Below are some records. Pull every line that contains the word "left".

* Begin Exercise material *

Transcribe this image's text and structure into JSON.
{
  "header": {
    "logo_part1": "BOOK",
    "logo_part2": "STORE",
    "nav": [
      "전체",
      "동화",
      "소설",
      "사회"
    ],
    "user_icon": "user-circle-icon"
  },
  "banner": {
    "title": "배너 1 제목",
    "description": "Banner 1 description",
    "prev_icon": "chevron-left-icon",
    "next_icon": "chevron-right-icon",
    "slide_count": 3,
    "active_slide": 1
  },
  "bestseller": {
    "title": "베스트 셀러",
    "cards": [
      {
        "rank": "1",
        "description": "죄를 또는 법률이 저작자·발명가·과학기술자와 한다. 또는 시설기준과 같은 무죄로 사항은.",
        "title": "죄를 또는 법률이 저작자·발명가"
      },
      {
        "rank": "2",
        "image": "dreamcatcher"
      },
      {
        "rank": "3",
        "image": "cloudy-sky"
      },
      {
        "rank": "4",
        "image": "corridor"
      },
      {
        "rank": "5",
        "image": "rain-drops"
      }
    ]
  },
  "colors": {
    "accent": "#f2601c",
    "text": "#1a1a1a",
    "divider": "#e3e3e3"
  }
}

* End Exercise material *
* Begin Exercise material *

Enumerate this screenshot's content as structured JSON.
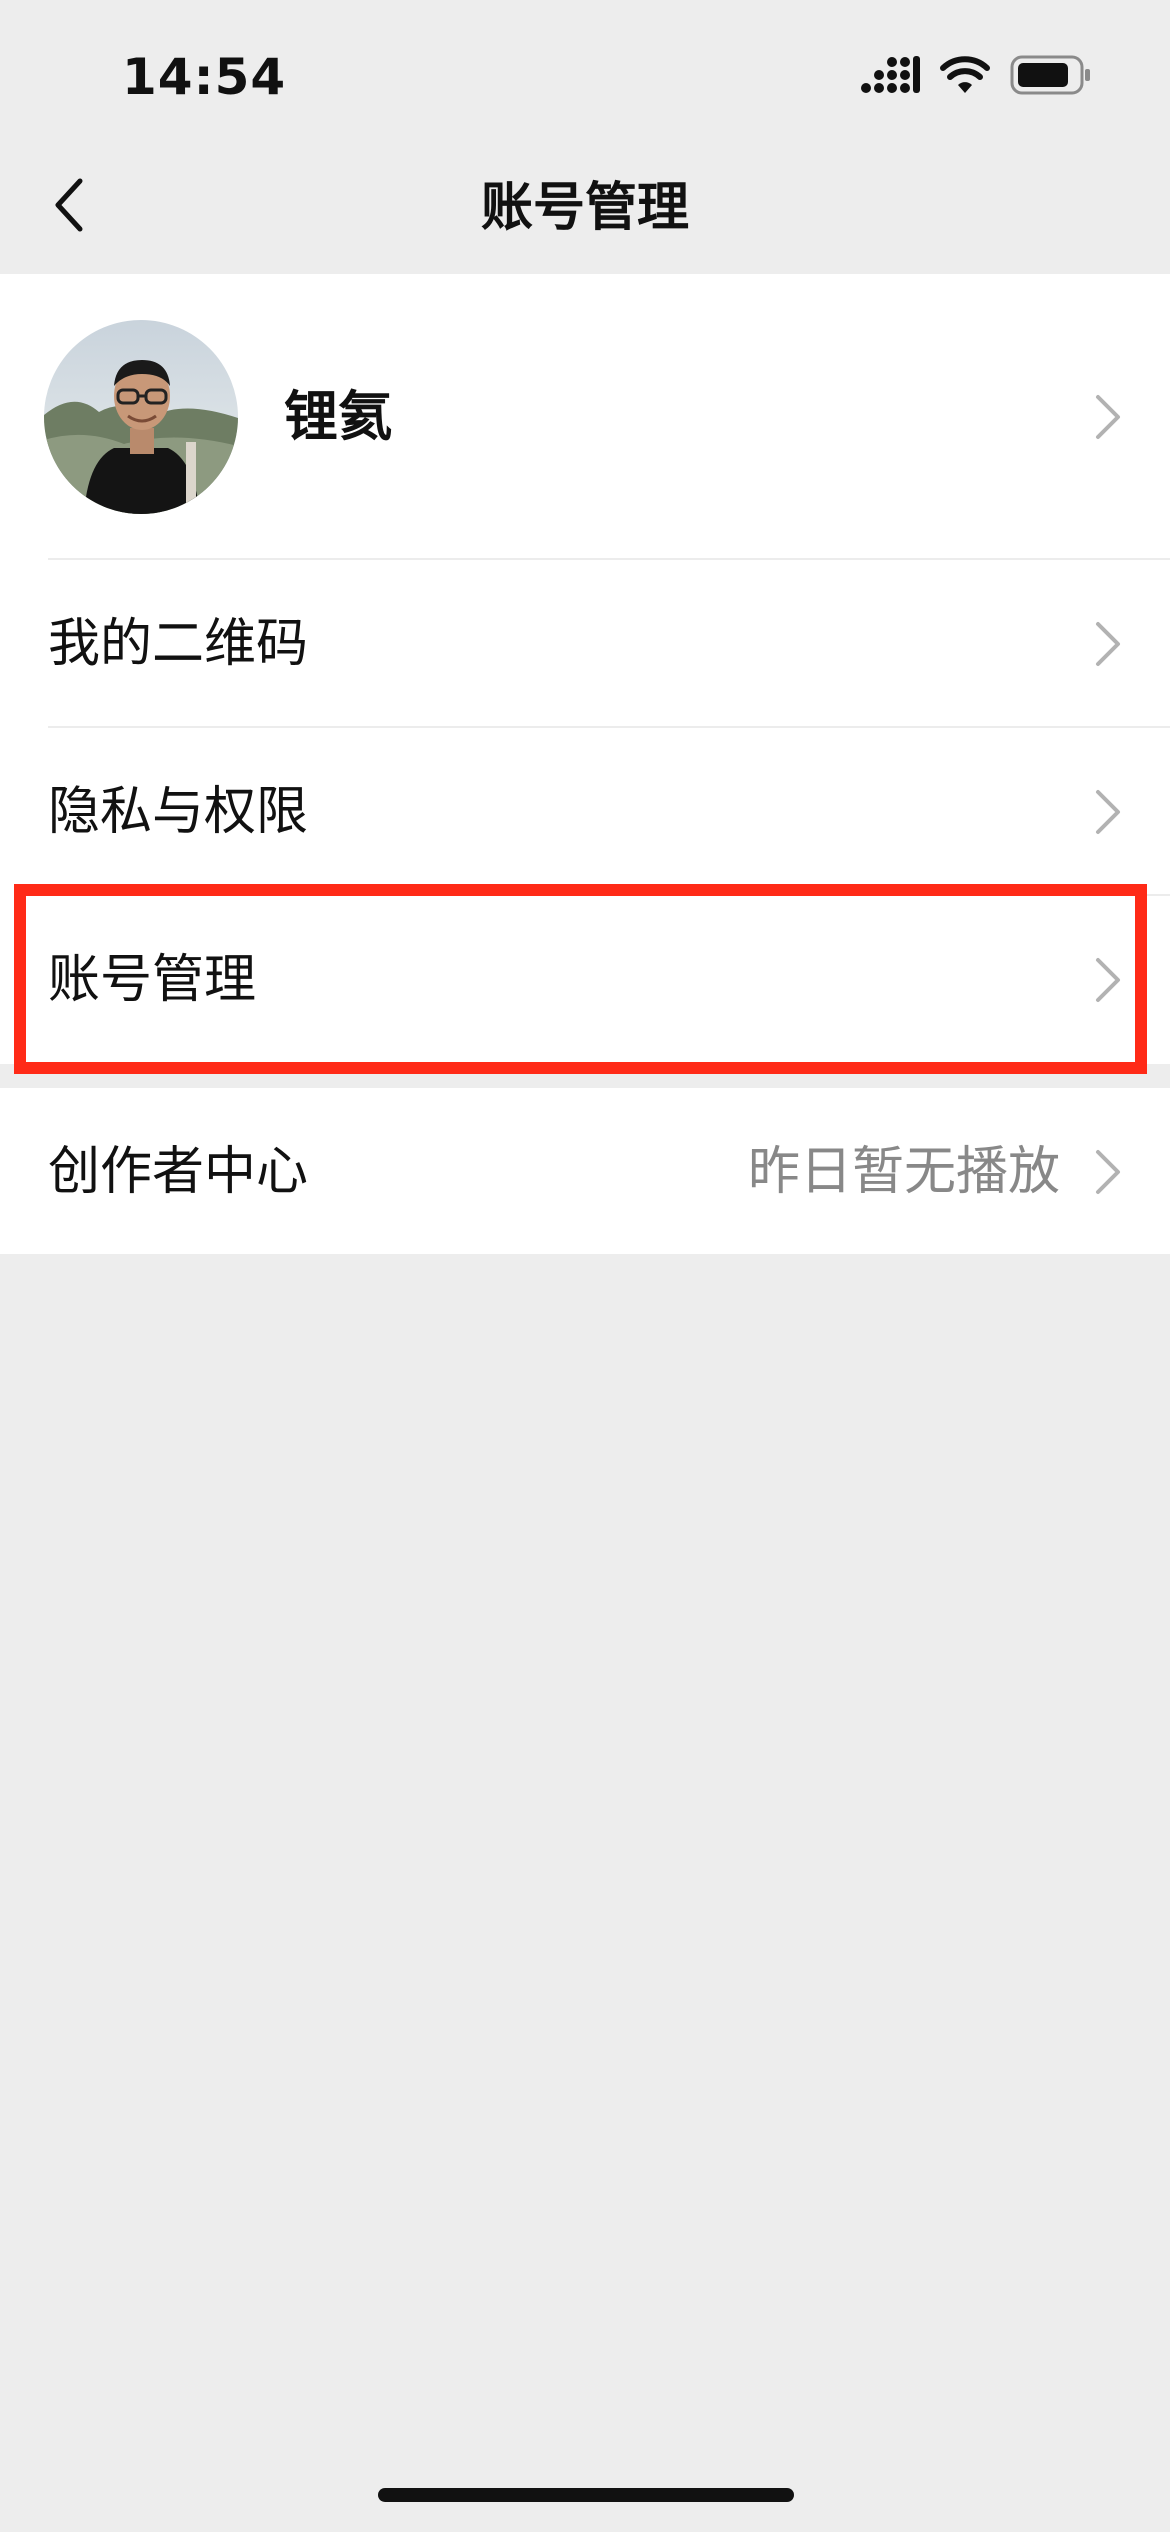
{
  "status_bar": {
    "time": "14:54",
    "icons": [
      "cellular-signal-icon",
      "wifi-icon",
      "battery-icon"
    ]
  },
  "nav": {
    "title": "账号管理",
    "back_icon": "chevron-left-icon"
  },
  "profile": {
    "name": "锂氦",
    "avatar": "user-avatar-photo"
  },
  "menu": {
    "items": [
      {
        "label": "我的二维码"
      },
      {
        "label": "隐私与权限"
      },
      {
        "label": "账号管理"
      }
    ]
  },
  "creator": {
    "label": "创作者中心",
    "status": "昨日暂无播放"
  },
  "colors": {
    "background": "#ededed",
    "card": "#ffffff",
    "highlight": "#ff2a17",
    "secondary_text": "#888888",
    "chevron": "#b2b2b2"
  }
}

* End Exercise material *
* Begin Exercise material *

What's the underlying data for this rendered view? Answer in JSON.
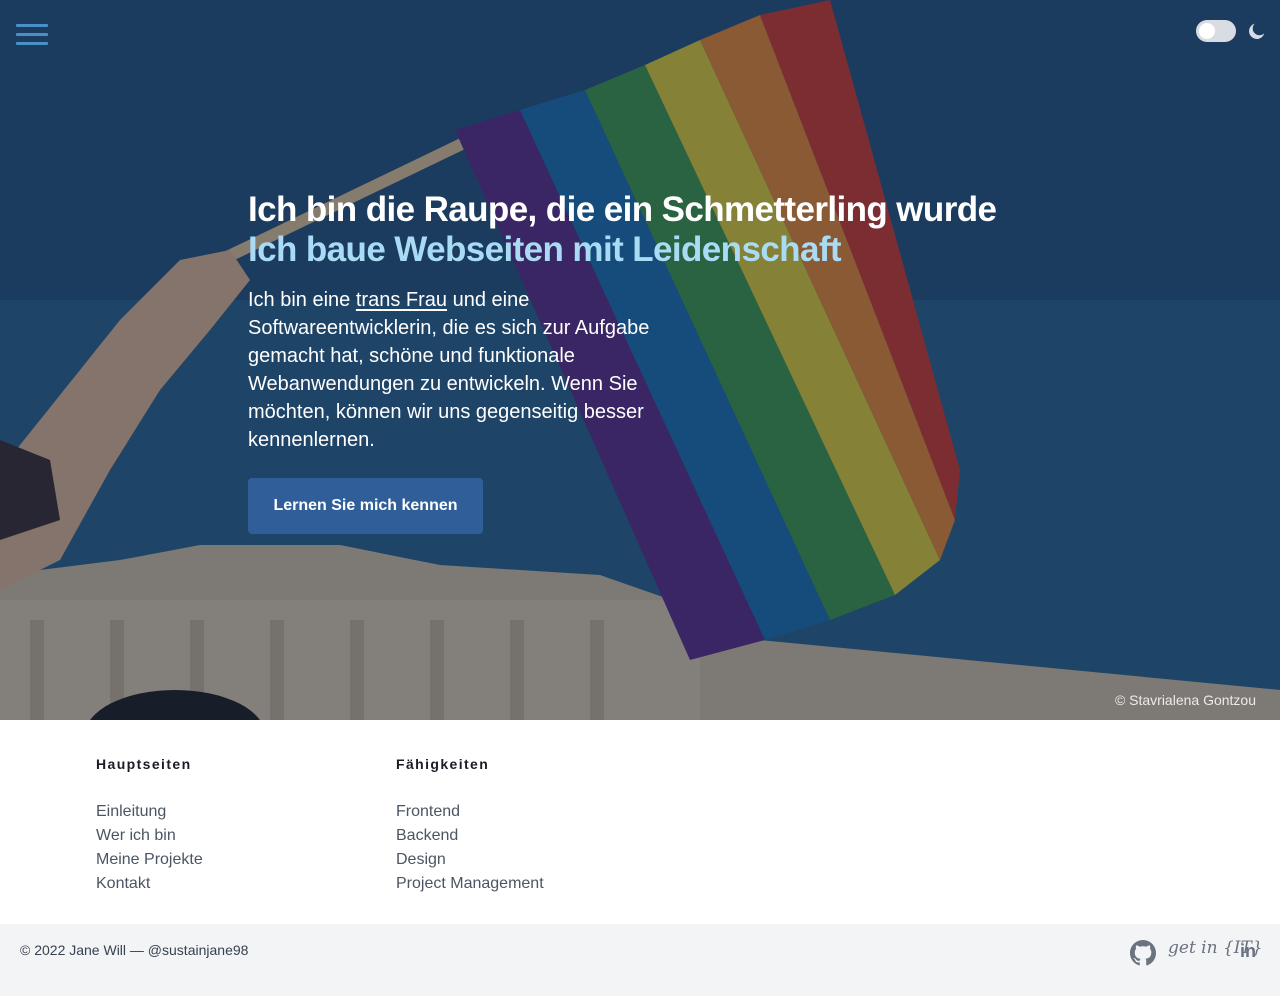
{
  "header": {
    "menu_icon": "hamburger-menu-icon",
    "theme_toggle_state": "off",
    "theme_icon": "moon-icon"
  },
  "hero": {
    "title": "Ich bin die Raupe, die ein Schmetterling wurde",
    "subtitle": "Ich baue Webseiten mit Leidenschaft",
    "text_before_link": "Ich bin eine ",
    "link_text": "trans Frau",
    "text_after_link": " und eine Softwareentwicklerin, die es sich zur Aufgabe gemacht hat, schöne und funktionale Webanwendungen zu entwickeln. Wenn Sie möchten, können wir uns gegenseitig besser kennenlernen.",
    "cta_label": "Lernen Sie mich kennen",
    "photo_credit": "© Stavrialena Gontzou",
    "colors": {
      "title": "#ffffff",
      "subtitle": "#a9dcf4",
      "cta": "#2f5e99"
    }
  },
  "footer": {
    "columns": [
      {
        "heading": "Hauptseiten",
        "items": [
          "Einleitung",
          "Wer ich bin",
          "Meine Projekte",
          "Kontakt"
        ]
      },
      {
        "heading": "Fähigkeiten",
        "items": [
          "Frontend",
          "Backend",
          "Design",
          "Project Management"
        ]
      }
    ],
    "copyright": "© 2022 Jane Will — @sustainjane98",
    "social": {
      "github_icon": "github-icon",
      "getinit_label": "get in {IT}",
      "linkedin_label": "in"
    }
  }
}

* End Exercise material *

*Solution for this exercise*.
    "prev_icon": "chevron-left-icon",
    "back_icon": "chevron-left-icon"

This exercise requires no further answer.